* Work to complete
List all lines in the material below that contain "this".

* Supplied records
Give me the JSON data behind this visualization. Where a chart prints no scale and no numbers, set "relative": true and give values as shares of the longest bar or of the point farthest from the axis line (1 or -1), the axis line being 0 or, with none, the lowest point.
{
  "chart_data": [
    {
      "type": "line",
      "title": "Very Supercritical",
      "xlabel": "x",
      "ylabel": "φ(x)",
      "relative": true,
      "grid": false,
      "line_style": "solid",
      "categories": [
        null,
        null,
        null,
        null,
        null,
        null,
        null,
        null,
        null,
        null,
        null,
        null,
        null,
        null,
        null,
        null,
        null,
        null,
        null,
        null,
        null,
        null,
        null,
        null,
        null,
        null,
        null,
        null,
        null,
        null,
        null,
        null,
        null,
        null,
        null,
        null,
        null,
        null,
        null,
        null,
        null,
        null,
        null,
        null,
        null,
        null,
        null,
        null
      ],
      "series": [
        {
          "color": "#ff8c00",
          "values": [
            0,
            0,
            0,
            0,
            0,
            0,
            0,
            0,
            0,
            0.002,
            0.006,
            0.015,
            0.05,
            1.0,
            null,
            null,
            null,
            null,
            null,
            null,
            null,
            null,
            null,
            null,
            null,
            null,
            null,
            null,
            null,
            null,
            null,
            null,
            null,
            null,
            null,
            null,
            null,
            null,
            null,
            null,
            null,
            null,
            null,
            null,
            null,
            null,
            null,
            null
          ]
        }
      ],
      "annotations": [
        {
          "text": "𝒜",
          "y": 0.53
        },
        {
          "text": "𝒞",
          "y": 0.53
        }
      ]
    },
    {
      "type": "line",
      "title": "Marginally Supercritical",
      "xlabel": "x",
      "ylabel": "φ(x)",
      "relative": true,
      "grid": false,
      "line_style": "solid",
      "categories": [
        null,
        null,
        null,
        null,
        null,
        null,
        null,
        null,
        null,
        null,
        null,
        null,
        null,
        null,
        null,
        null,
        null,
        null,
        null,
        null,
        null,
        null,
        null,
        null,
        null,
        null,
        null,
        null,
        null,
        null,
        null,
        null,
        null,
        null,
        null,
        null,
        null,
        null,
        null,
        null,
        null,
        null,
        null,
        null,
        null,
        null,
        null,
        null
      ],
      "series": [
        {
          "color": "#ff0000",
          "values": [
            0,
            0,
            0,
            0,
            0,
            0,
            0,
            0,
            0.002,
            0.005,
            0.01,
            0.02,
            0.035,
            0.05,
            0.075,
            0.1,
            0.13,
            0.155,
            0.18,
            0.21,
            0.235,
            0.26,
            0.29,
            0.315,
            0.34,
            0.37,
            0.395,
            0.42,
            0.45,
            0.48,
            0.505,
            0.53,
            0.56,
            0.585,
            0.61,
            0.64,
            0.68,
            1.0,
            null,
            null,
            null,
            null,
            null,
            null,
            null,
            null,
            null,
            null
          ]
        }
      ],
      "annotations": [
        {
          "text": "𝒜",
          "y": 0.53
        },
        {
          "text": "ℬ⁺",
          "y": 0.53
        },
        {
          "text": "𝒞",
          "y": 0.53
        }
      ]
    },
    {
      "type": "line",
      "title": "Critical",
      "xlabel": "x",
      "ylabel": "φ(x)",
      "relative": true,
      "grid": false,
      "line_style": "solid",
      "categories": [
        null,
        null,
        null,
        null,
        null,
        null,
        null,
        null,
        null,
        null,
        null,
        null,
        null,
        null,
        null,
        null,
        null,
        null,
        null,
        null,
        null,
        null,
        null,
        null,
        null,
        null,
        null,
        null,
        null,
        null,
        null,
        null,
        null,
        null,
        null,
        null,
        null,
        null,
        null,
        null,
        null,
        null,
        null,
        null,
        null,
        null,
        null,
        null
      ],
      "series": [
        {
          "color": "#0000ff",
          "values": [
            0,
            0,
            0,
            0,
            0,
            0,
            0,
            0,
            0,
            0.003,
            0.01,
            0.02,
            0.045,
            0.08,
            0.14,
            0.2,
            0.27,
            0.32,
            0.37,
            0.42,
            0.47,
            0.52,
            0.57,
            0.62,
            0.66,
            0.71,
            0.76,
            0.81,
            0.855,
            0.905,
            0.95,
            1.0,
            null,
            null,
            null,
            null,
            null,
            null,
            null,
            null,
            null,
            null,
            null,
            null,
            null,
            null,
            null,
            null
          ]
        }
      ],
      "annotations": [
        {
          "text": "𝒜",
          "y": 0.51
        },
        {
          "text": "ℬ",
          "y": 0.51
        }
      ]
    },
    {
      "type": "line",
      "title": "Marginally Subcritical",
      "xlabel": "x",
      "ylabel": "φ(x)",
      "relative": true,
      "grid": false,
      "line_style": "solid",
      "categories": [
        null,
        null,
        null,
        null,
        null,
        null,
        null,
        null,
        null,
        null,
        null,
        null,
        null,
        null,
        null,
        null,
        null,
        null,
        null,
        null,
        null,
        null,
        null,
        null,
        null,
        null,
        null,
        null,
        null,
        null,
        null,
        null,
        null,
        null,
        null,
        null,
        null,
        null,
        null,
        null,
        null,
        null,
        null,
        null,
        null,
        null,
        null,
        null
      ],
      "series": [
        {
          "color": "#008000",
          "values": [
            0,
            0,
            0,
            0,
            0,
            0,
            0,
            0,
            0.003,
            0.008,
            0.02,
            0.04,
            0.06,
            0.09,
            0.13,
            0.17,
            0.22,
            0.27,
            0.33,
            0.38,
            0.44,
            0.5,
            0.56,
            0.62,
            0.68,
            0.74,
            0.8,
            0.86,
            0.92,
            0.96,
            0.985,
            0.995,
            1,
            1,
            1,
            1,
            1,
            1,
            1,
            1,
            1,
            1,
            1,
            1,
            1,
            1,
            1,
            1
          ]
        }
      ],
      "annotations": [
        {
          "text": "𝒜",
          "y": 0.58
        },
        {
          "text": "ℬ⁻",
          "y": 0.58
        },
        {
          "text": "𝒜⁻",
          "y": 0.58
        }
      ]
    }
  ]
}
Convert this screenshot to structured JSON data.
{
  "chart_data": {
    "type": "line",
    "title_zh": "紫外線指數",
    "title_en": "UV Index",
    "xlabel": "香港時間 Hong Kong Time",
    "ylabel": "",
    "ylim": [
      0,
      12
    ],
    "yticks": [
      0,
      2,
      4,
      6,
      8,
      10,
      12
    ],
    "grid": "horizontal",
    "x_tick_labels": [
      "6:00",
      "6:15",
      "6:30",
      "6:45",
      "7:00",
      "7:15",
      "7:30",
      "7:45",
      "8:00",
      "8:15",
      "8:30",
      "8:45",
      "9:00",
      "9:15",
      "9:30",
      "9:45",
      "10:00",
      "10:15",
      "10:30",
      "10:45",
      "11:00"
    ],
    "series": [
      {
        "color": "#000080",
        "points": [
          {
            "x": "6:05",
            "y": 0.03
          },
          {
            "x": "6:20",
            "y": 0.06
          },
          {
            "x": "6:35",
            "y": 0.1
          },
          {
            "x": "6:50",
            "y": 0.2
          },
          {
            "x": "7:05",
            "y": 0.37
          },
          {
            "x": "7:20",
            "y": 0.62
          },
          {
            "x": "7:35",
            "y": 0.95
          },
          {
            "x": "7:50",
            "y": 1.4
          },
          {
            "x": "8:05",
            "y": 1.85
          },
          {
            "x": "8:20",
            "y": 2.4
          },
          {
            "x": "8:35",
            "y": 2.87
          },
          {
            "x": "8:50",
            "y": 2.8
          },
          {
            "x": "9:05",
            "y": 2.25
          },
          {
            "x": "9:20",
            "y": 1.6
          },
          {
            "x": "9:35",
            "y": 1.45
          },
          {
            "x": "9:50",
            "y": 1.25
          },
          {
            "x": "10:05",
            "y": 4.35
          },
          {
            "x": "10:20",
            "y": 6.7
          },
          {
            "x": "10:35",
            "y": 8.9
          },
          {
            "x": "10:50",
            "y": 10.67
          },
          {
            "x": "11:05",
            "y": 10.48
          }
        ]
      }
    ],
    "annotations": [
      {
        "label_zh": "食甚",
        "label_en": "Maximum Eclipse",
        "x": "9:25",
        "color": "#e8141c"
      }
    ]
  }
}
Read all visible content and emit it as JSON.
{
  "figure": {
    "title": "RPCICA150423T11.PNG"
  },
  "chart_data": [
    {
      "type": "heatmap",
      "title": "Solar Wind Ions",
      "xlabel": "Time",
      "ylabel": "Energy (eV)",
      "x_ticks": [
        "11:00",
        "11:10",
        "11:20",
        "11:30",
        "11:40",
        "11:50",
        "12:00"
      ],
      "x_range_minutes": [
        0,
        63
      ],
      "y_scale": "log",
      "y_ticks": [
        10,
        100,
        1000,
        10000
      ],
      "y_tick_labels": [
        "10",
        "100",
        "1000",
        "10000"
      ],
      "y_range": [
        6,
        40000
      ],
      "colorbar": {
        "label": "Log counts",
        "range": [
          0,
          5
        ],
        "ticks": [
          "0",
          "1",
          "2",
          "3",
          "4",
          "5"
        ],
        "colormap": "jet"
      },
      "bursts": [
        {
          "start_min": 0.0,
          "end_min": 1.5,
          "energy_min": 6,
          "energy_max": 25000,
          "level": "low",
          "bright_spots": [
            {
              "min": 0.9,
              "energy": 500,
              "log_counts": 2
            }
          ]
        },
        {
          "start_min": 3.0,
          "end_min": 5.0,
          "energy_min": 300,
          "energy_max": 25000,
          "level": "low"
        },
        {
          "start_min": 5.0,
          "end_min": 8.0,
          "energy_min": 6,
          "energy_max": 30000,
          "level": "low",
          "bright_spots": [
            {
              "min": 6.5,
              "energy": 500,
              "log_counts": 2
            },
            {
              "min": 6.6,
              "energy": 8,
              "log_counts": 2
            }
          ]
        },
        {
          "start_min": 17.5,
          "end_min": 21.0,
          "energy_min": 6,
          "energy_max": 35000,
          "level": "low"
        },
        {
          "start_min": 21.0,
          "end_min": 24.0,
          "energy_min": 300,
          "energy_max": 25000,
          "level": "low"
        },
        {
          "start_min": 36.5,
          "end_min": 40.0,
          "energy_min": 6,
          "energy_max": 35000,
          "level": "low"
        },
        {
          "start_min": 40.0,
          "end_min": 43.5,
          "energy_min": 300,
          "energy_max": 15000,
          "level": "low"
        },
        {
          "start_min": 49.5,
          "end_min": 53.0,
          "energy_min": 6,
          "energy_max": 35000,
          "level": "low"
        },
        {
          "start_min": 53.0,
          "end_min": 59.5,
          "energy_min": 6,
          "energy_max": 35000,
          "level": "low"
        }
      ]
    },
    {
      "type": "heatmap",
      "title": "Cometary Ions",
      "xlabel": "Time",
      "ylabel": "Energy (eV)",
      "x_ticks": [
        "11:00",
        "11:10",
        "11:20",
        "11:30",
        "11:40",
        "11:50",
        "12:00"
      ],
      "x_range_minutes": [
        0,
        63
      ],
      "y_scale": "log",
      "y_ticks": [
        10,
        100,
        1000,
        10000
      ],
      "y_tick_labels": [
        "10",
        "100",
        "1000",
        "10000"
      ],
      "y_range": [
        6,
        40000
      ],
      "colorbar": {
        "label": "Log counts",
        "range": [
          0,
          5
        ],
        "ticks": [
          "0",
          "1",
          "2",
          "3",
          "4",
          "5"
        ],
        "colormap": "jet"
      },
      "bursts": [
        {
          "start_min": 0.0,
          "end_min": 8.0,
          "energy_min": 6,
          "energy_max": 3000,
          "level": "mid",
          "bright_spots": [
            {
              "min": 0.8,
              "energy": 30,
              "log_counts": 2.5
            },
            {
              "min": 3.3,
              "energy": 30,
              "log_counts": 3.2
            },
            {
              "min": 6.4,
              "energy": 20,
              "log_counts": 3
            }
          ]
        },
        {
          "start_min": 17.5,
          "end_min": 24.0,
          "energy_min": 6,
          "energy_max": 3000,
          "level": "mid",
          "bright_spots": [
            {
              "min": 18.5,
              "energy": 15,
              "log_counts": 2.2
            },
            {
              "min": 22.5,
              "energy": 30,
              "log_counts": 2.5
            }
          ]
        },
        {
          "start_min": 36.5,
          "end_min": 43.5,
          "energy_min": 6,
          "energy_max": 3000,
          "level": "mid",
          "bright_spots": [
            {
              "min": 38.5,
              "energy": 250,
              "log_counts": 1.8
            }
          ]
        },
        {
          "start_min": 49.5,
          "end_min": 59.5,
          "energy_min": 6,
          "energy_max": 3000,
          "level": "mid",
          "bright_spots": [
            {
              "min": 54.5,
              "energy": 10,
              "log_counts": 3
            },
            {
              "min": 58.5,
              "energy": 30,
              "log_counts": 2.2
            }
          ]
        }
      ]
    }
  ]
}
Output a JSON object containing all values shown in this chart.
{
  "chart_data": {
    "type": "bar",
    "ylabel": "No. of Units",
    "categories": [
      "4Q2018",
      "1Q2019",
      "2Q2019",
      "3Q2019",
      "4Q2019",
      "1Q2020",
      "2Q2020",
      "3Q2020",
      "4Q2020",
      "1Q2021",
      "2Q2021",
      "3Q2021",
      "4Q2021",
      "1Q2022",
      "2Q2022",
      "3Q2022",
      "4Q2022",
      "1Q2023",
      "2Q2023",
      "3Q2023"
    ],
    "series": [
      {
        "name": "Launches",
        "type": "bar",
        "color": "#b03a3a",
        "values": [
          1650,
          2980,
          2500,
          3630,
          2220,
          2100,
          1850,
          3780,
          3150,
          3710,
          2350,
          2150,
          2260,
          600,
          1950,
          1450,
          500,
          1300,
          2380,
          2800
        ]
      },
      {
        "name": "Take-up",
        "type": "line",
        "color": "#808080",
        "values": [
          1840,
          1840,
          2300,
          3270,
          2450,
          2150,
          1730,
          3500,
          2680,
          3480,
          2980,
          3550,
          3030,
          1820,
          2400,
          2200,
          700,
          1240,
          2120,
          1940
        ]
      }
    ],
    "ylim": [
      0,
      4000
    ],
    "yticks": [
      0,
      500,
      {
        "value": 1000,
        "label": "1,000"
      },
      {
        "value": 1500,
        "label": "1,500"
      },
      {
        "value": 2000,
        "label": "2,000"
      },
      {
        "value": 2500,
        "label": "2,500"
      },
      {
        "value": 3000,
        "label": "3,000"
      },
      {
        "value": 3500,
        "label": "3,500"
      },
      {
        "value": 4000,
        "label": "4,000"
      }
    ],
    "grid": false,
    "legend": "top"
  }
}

* Task output
Give me the JSON data behind this visualization. Where a chart prints no scale and no numbers, set "relative": true and give values as shares of the longest bar or of the point farthest from the axis line (1 or -1), the axis line being 0 or, with none, the lowest point.
Convert this screenshot to structured JSON data.
Output a JSON object containing all values shown in this chart.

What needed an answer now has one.